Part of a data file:
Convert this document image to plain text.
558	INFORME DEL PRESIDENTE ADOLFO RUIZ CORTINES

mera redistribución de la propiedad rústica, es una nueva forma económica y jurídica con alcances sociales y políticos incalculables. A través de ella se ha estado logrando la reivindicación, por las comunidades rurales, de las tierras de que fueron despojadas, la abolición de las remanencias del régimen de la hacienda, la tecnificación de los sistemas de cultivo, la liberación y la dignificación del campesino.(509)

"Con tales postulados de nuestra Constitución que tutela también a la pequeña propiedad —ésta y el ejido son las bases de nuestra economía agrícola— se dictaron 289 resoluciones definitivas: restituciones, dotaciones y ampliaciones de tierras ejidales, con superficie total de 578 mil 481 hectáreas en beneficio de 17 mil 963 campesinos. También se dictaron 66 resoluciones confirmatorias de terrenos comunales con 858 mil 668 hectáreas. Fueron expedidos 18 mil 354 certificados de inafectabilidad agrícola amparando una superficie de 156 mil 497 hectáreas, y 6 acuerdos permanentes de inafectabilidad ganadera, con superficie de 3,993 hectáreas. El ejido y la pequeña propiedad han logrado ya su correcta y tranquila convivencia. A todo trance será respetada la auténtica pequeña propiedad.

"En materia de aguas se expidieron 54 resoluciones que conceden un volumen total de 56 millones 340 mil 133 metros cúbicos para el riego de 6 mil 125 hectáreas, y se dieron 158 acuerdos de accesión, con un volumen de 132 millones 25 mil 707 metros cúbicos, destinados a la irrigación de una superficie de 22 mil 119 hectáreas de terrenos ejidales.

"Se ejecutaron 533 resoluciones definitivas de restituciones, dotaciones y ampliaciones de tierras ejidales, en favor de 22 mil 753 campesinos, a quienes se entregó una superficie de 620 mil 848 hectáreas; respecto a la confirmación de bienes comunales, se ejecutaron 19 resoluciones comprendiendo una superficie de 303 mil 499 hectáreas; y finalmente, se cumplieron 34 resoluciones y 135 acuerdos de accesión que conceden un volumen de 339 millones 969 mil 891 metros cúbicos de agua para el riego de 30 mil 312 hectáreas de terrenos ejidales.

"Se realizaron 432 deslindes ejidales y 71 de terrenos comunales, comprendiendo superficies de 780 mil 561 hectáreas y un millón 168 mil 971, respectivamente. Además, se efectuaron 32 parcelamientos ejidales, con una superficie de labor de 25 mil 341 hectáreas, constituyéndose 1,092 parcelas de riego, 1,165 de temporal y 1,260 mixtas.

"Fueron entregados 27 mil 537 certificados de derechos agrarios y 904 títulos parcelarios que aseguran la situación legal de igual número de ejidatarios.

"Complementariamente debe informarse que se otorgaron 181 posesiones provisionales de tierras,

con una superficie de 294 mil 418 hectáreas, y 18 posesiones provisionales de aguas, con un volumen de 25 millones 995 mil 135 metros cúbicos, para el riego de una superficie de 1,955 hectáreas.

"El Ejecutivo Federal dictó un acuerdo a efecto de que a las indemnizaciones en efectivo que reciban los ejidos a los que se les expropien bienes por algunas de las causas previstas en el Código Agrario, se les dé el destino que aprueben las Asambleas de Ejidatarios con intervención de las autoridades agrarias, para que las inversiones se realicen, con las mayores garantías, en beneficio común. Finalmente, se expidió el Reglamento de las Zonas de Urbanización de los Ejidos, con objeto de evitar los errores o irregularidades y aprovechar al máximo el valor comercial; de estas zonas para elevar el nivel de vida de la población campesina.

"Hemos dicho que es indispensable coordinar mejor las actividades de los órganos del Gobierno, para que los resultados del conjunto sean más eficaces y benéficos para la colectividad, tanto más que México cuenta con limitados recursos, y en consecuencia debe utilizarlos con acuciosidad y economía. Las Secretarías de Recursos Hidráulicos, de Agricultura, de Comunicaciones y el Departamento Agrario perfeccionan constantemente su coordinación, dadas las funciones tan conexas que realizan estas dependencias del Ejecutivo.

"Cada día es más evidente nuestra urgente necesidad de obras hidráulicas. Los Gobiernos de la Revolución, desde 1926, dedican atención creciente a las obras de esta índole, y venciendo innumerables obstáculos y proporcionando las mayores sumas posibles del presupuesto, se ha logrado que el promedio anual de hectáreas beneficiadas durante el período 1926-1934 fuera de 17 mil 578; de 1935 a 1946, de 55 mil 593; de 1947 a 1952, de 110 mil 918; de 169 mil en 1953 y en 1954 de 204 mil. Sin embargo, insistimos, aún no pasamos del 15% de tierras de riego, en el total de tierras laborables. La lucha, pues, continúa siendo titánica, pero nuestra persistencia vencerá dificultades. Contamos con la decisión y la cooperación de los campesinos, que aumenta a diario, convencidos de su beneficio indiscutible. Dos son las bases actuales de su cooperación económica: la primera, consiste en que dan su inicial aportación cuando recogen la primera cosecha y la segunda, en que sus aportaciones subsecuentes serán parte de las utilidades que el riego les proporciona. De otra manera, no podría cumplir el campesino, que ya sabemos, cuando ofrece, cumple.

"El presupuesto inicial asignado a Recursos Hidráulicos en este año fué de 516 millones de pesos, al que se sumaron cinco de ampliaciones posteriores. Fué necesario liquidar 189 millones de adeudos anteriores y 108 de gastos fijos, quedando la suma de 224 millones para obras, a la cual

* What to produce *
Go through the listing above and locate each line that holds the word "posesiones". Copy those lines.

* Solution below *
"Complementariamente debe informarse que se otorgaron 181 posesiones provisionales de tierras,
con una superficie de 294 mil 418 hectáreas, y 18 posesiones provisionales de aguas, con un volumen de 25 millones 995 mil 135 metros cúbicos, para el riego de una superficie de 1,955 hectáreas.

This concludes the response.